▶ [Work required]
Print every entry word for word, but omit the pictures.

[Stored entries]
* * * * * * *

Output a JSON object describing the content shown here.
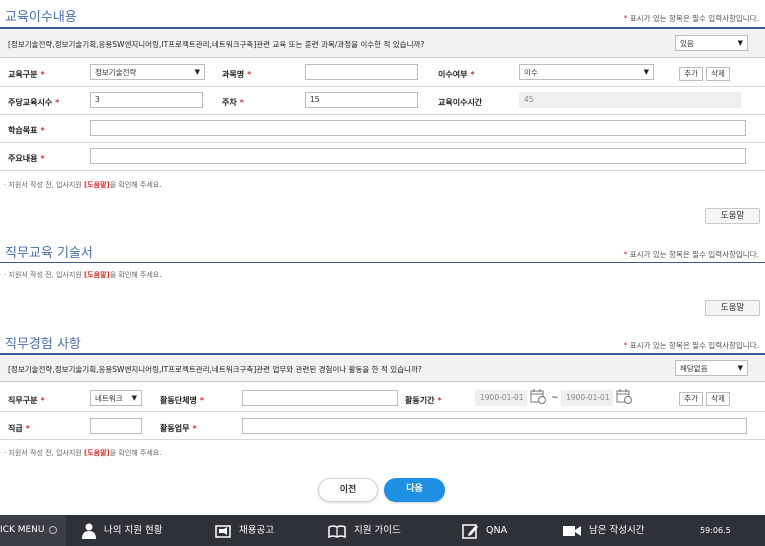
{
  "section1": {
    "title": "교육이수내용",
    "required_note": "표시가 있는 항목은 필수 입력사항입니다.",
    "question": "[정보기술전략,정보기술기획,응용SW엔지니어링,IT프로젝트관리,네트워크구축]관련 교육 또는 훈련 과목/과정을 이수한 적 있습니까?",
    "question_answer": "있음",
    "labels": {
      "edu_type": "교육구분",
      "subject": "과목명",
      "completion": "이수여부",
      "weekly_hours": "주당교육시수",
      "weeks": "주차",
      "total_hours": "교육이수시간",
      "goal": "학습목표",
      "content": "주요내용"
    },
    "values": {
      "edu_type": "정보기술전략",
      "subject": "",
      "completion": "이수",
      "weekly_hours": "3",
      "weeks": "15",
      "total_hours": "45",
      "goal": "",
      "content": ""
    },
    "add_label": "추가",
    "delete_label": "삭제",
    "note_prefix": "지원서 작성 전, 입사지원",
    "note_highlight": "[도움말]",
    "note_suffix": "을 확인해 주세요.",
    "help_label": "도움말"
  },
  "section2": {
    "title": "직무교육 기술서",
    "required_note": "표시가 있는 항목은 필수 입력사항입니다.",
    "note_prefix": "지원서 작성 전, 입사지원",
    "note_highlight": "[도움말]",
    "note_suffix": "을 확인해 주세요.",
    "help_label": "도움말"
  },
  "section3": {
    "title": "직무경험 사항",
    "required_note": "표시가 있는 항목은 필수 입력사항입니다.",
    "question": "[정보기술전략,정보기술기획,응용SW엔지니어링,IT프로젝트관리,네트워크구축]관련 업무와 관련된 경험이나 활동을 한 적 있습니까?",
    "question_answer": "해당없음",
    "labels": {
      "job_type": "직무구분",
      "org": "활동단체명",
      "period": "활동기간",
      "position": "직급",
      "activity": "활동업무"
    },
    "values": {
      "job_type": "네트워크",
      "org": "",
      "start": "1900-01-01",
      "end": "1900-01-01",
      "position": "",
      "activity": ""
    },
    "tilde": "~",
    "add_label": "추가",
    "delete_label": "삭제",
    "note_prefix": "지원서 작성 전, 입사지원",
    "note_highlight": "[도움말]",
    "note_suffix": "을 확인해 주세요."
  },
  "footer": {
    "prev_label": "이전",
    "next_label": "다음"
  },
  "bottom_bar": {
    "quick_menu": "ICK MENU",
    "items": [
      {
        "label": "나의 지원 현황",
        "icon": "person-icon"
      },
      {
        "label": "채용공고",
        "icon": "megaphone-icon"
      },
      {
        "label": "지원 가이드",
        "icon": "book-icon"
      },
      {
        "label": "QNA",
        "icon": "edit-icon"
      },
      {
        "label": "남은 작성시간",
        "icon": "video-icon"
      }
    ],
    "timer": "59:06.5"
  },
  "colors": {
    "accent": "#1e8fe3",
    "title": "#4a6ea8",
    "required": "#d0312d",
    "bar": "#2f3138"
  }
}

* * * * * * *

▶ [Completed exercise]
Output a JSON object describing the content shown here.
{
  "section1": {
    "title": "교육이수내용",
    "required_note": "표시가 있는 항목은 필수 입력사항입니다.",
    "question": "[정보기술전략,정보기술기획,응용SW엔지니어링,IT프로젝트관리,네트워크구축]관련 교육 또는 훈련 과목/과정을 이수한 적 있습니까?",
    "question_answer": "있음",
    "labels": {
      "edu_type": "교육구분",
      "subject": "과목명",
      "completion": "이수여부",
      "weekly_hours": "주당교육시수",
      "weeks": "주차",
      "total_hours": "교육이수시간",
      "goal": "학습목표",
      "content": "주요내용"
    },
    "values": {
      "edu_type": "정보기술전략",
      "subject": "",
      "completion": "이수",
      "weekly_hours": "3",
      "weeks": "15",
      "total_hours": "45",
      "goal": "",
      "content": ""
    },
    "add_label": "추가",
    "delete_label": "삭제",
    "note_prefix": "지원서 작성 전, 입사지원",
    "note_highlight": "[도움말]",
    "note_suffix": "을 확인해 주세요.",
    "help_label": "도움말"
  },
  "section2": {
    "title": "직무교육 기술서",
    "required_note": "표시가 있는 항목은 필수 입력사항입니다.",
    "note_prefix": "지원서 작성 전, 입사지원",
    "note_highlight": "[도움말]",
    "note_suffix": "을 확인해 주세요.",
    "help_label": "도움말"
  },
  "section3": {
    "title": "직무경험 사항",
    "required_note": "표시가 있는 항목은 필수 입력사항입니다.",
    "question": "[정보기술전략,정보기술기획,응용SW엔지니어링,IT프로젝트관리,네트워크구축]관련 업무와 관련된 경험이나 활동을 한 적 있습니까?",
    "question_answer": "해당없음",
    "labels": {
      "job_type": "직무구분",
      "org": "활동단체명",
      "period": "활동기간",
      "position": "직급",
      "activity": "활동업무"
    },
    "values": {
      "job_type": "네트워크",
      "org": "",
      "start": "1900-01-01",
      "end": "1900-01-01",
      "position": "",
      "activity": ""
    },
    "tilde": "~",
    "add_label": "추가",
    "delete_label": "삭제",
    "note_prefix": "지원서 작성 전, 입사지원",
    "note_highlight": "[도움말]",
    "note_suffix": "을 확인해 주세요."
  },
  "footer": {
    "prev_label": "이전",
    "next_label": "다음"
  },
  "bottom_bar": {
    "quick_menu": "ICK MENU",
    "items": [
      {
        "label": "나의 지원 현황",
        "icon": "person-icon"
      },
      {
        "label": "채용공고",
        "icon": "megaphone-icon"
      },
      {
        "label": "지원 가이드",
        "icon": "book-icon"
      },
      {
        "label": "QNA",
        "icon": "edit-icon"
      },
      {
        "label": "남은 작성시간",
        "icon": "video-icon"
      }
    ],
    "timer": "59:06.5"
  },
  "colors": {
    "accent": "#1e8fe3",
    "title": "#4a6ea8",
    "required": "#d0312d",
    "bar": "#2f3138"
  }
}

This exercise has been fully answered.